*ACTIVITY*
Return the listing below word for word.

*SUPPLIED RECORDS*
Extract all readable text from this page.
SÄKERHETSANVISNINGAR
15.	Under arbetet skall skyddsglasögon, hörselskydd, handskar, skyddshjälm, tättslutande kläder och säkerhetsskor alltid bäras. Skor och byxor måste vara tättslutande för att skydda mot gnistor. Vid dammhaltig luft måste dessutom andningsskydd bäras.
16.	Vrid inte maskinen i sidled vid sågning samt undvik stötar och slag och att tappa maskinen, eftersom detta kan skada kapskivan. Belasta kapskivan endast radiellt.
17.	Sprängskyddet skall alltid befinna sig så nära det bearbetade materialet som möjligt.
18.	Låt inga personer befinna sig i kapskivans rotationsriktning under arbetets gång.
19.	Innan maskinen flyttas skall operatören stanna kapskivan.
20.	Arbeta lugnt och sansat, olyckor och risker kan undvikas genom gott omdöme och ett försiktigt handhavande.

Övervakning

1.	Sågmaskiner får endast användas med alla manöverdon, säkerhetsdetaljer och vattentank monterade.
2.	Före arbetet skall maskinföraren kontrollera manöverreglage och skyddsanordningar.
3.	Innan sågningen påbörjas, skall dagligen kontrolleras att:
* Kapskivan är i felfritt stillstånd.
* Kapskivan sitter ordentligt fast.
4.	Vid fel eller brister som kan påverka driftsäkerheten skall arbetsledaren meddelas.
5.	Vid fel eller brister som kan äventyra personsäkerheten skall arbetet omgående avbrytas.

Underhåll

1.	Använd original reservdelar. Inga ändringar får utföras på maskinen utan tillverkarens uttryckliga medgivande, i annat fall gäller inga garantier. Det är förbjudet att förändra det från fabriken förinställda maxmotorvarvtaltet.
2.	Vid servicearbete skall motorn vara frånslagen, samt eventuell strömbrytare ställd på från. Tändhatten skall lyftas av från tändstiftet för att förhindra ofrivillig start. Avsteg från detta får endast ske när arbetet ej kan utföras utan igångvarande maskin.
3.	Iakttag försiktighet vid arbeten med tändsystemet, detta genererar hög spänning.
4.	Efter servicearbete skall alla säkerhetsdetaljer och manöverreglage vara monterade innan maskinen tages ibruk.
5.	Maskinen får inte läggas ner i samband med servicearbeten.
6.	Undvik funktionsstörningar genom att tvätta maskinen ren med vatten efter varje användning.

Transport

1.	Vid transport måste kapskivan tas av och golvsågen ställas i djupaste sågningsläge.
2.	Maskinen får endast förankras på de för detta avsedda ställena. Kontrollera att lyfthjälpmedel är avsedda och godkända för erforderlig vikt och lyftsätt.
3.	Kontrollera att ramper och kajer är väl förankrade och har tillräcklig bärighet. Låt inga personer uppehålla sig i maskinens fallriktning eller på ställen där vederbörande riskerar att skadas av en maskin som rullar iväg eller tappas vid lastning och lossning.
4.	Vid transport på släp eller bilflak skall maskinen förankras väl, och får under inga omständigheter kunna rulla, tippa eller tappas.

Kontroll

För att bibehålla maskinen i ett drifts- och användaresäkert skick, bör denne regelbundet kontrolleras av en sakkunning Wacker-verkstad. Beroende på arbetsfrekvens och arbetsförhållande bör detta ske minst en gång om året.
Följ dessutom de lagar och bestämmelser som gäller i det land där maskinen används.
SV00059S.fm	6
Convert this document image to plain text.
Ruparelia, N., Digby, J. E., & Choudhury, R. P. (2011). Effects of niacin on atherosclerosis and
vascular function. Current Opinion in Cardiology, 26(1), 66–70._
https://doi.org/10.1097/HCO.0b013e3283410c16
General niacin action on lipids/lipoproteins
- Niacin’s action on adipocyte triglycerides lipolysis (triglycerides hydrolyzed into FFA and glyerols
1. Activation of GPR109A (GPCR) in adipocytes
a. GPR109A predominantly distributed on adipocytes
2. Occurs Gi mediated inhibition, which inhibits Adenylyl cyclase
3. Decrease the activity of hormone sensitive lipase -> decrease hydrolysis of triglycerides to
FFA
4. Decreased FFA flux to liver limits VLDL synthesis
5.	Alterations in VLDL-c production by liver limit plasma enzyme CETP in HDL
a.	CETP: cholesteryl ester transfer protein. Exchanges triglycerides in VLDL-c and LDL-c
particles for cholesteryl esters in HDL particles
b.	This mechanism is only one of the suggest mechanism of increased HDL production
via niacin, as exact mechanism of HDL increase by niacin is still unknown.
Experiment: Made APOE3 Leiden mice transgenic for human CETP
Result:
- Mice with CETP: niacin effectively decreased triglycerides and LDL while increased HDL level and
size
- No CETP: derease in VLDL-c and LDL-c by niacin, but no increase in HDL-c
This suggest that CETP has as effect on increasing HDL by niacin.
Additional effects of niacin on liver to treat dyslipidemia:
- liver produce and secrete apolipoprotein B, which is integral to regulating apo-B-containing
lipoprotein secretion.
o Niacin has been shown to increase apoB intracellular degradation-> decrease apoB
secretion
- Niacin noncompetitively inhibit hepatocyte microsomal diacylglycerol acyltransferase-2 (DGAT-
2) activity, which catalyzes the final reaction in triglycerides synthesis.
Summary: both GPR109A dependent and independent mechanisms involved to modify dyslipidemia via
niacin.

*SOLUTION*
Extract all readable text from this page.
SÄKERHETSANVISNINGAR
15.	Under arbetet skall skyddsglasögon, hörselskydd, handskar, skyddshjälm, tättslutande kläder och säkerhetsskor alltid bäras. Skor och byxor måste vara tättslutande för att skydda mot gnistor. Vid dammhaltig luft måste dessutom andningsskydd bäras.
16.	Vrid inte maskinen i sidled vid sågning samt undvik stötar och slag och att tappa maskinen, eftersom detta kan skada kapskivan. Belasta kapskivan endast radiellt.
17.	Sprängskyddet skall alltid befinna sig så nära det bearbetade materialet som möjligt.
18.	Låt inga personer befinna sig i kapskivans rotationsriktning under arbetets gång.
19.	Innan maskinen flyttas skall operatören stanna kapskivan.
20.	Arbeta lugnt och sansat, olyckor och risker kan undvikas genom gott omdöme och ett försiktigt handhavande.

Övervakning

1.	Sågmaskiner får endast användas med alla manöverdon, säkerhetsdetaljer och vattentank monterade.
2.	Före arbetet skall maskinföraren kontrollera manöverreglage och skyddsanordningar.
3.	Innan sågningen påbörjas, skall dagligen kontrolleras att:
* Kapskivan är i felfritt stillstånd.
* Kapskivan sitter ordentligt fast.
4.	Vid fel eller brister som kan påverka driftsäkerheten skall arbetsledaren meddelas.
5.	Vid fel eller brister som kan äventyra personsäkerheten skall arbetet omgående avbrytas.

Underhåll

1.	Använd original reservdelar. Inga ändringar får utföras på maskinen utan tillverkarens uttryckliga medgivande, i annat fall gäller inga garantier. Det är förbjudet att förändra det från fabriken förinställda maxmotorvarvtaltet.
2.	Vid servicearbete skall motorn vara frånslagen, samt eventuell strömbrytare ställd på från. Tändhatten skall lyftas av från tändstiftet för att förhindra ofrivillig start. Avsteg från detta får endast ske när arbetet ej kan utföras utan igångvarande maskin.
3.	Iakttag försiktighet vid arbeten med tändsystemet, detta genererar hög spänning.
4.	Efter servicearbete skall alla säkerhetsdetaljer och manöverreglage vara monterade innan maskinen tages ibruk.
5.	Maskinen får inte läggas ner i samband med servicearbeten.
6.	Undvik funktionsstörningar genom att tvätta maskinen ren med vatten efter varje användning.

Transport

1.	Vid transport måste kapskivan tas av och golvsågen ställas i djupaste sågningsläge.
2.	Maskinen får endast förankras på de för detta avsedda ställena. Kontrollera att lyfthjälpmedel är avsedda och godkända för erforderlig vikt och lyftsätt.
3.	Kontrollera att ramper och kajer är väl förankrade och har tillräcklig bärighet. Låt inga personer uppehålla sig i maskinens fallriktning eller på ställen där vederbörande riskerar att skadas av en maskin som rullar iväg eller tappas vid lastning och lossning.
4.	Vid transport på släp eller bilflak skall maskinen förankras väl, och får under inga omständigheter kunna rulla, tippa eller tappas.

Kontroll

För att bibehålla maskinen i ett drifts- och användaresäkert skick, bör denne regelbundet kontrolleras av en sakkunning Wacker-verkstad. Beroende på arbetsfrekvens och arbetsförhållande bör detta ske minst en gång om året.
Följ dessutom de lagar och bestämmelser som gäller i det land där maskinen används.
SV00059S.fm	6
Convert this document image to plain text.
Ruparelia, N., Digby, J. E., & Choudhury, R. P. (2011). Effects of niacin on atherosclerosis and
vascular function. Current Opinion in Cardiology, 26(1), 66–70._
https://doi.org/10.1097/HCO.0b013e3283410c16
General niacin action on lipids/lipoproteins
- Niacin’s action on adipocyte triglycerides lipolysis (triglycerides hydrolyzed into FFA and glyerols
1. Activation of GPR109A (GPCR) in adipocytes
a. GPR109A predominantly distributed on adipocytes
2. Occurs Gi mediated inhibition, which inhibits Adenylyl cyclase
3. Decrease the activity of hormone sensitive lipase -> decrease hydrolysis of triglycerides to
FFA
4. Decreased FFA flux to liver limits VLDL synthesis
5.	Alterations in VLDL-c production by liver limit plasma enzyme CETP in HDL
a.	CETP: cholesteryl ester transfer protein. Exchanges triglycerides in VLDL-c and LDL-c
particles for cholesteryl esters in HDL particles
b.	This mechanism is only one of the suggest mechanism of increased HDL production
via niacin, as exact mechanism of HDL increase by niacin is still unknown.
Experiment: Made APOE3 Leiden mice transgenic for human CETP
Result:
- Mice with CETP: niacin effectively decreased triglycerides and LDL while increased HDL level and
size
- No CETP: derease in VLDL-c and LDL-c by niacin, but no increase in HDL-c
This suggest that CETP has as effect on increasing HDL by niacin.
Additional effects of niacin on liver to treat dyslipidemia:
- liver produce and secrete apolipoprotein B, which is integral to regulating apo-B-containing
lipoprotein secretion.
o Niacin has been shown to increase apoB intracellular degradation-> decrease apoB
secretion
- Niacin noncompetitively inhibit hepatocyte microsomal diacylglycerol acyltransferase-2 (DGAT-
2) activity, which catalyzes the final reaction in triglycerides synthesis.
Summary: both GPR109A dependent and independent mechanisms involved to modify dyslipidemia via
niacin.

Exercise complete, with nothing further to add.